>> Start
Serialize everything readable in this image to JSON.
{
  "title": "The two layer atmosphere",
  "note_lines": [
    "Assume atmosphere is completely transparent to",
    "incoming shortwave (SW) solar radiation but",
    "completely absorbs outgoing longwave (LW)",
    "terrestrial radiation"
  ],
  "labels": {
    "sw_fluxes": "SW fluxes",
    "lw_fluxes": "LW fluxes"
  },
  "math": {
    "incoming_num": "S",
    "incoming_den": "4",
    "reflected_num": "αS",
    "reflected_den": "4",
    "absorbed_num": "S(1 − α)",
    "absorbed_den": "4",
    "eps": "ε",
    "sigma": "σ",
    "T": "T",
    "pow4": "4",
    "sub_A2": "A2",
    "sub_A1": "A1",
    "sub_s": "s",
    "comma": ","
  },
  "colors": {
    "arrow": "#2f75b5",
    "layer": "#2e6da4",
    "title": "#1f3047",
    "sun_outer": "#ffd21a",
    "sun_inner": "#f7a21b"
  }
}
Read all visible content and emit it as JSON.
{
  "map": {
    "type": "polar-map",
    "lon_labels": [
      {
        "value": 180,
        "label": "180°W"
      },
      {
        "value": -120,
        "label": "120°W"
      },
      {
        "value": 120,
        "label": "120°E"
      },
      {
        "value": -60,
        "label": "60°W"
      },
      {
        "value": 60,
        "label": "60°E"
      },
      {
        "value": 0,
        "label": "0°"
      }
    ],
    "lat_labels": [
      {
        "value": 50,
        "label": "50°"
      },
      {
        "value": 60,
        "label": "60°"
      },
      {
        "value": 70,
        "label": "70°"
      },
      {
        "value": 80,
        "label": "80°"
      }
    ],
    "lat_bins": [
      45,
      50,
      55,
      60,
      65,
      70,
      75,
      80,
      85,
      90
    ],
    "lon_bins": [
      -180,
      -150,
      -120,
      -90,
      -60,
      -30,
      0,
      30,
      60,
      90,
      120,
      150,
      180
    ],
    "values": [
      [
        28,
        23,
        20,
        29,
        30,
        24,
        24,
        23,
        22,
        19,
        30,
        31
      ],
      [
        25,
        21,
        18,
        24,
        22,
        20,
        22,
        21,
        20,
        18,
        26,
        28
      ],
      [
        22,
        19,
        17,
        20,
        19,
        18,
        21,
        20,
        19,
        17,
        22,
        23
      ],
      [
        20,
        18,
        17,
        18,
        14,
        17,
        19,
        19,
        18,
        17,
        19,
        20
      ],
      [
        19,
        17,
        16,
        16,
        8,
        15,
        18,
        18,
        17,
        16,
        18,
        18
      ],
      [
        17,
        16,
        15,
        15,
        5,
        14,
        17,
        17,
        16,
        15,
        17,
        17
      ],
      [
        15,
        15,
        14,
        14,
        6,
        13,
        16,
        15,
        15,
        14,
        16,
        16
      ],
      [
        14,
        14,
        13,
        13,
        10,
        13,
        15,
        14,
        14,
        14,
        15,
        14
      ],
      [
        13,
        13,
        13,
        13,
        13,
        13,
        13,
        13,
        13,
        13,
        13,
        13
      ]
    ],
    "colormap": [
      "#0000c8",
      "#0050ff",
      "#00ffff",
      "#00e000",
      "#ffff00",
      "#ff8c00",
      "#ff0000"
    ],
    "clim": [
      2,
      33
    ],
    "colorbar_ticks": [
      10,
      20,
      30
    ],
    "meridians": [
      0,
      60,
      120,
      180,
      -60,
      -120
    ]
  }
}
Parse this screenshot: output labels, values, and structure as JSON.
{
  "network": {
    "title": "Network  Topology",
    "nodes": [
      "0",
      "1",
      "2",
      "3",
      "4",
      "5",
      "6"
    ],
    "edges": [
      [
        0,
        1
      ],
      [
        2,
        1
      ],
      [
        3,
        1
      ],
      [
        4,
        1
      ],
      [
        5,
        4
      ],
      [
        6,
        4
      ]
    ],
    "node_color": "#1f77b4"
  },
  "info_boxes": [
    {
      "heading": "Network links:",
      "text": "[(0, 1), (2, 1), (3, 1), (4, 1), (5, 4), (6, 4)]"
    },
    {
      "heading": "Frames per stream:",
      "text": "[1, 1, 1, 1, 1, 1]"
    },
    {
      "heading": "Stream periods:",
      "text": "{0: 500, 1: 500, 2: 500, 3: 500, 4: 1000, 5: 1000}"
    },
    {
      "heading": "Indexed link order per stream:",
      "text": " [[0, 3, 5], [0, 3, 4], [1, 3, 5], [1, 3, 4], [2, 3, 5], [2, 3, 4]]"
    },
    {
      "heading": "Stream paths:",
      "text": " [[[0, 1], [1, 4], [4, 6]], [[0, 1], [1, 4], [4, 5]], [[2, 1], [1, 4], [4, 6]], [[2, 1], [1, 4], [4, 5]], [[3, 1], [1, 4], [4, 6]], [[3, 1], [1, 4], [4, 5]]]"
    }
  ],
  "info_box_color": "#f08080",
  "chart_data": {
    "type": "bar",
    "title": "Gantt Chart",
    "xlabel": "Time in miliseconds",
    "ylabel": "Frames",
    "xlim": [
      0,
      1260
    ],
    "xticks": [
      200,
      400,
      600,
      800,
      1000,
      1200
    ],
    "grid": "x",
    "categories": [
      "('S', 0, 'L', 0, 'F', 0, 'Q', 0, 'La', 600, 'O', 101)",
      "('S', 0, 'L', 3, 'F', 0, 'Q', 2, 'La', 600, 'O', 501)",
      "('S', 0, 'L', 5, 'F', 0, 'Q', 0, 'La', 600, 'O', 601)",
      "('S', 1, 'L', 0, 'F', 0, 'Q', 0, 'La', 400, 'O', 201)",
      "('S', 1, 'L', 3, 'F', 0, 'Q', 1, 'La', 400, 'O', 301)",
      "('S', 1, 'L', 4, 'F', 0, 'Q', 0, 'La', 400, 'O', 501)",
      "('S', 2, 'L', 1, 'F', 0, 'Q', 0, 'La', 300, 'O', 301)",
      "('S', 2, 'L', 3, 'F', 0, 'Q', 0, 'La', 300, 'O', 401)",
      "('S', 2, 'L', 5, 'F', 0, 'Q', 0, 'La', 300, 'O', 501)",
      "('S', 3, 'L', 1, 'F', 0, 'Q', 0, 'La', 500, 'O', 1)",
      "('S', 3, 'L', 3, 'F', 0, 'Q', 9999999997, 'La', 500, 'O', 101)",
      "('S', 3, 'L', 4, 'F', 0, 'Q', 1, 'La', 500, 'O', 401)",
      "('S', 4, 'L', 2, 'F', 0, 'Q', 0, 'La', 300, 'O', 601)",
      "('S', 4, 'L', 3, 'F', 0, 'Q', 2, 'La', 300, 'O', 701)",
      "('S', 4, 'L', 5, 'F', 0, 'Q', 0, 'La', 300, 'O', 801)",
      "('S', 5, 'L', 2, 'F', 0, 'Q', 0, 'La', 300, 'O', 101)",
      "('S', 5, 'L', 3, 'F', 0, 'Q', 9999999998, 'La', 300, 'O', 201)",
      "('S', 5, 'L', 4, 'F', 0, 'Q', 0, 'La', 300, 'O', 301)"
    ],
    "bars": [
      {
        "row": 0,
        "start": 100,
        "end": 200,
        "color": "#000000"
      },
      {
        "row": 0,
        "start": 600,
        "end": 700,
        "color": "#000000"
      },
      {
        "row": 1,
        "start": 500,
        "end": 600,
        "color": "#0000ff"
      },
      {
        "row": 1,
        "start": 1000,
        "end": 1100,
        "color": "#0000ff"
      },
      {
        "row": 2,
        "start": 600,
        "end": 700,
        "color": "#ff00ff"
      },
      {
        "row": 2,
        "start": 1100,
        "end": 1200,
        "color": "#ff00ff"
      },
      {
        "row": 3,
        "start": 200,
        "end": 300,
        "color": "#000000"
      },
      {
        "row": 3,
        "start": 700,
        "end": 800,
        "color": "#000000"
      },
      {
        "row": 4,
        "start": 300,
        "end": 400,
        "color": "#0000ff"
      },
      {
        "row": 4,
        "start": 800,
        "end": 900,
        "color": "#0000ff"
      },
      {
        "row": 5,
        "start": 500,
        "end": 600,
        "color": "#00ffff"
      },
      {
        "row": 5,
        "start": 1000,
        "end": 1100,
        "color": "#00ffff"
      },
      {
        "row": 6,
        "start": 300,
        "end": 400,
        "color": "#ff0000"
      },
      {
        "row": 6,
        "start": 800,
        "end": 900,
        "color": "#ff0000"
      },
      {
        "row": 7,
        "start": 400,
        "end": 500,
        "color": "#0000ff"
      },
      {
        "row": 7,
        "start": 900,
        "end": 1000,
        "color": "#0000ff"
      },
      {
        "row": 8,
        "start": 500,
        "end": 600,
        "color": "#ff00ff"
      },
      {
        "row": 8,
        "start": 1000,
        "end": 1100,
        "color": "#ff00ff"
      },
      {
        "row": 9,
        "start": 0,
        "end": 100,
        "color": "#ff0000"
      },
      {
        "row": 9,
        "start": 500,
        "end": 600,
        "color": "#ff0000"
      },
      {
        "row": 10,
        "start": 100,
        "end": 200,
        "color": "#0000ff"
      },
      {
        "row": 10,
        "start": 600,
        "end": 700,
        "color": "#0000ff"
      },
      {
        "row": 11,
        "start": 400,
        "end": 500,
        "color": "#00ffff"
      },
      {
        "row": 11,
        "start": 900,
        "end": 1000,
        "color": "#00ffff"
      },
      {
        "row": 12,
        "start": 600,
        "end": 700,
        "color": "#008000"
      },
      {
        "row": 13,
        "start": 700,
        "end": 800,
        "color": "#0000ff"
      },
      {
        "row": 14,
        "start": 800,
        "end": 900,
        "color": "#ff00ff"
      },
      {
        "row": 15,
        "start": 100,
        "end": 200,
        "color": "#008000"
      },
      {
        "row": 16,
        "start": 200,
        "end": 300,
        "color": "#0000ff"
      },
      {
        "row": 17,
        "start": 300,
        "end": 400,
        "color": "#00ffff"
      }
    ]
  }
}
>> End
**Task description**
Copy each line holding the word "heading" from the listing above.

**Output of the exercise**
      "heading": "Network links:",
      "heading": "Frames per stream:",
      "heading": "Stream periods:",
      "heading": "Indexed link order per stream:",
      "heading": "Stream paths:",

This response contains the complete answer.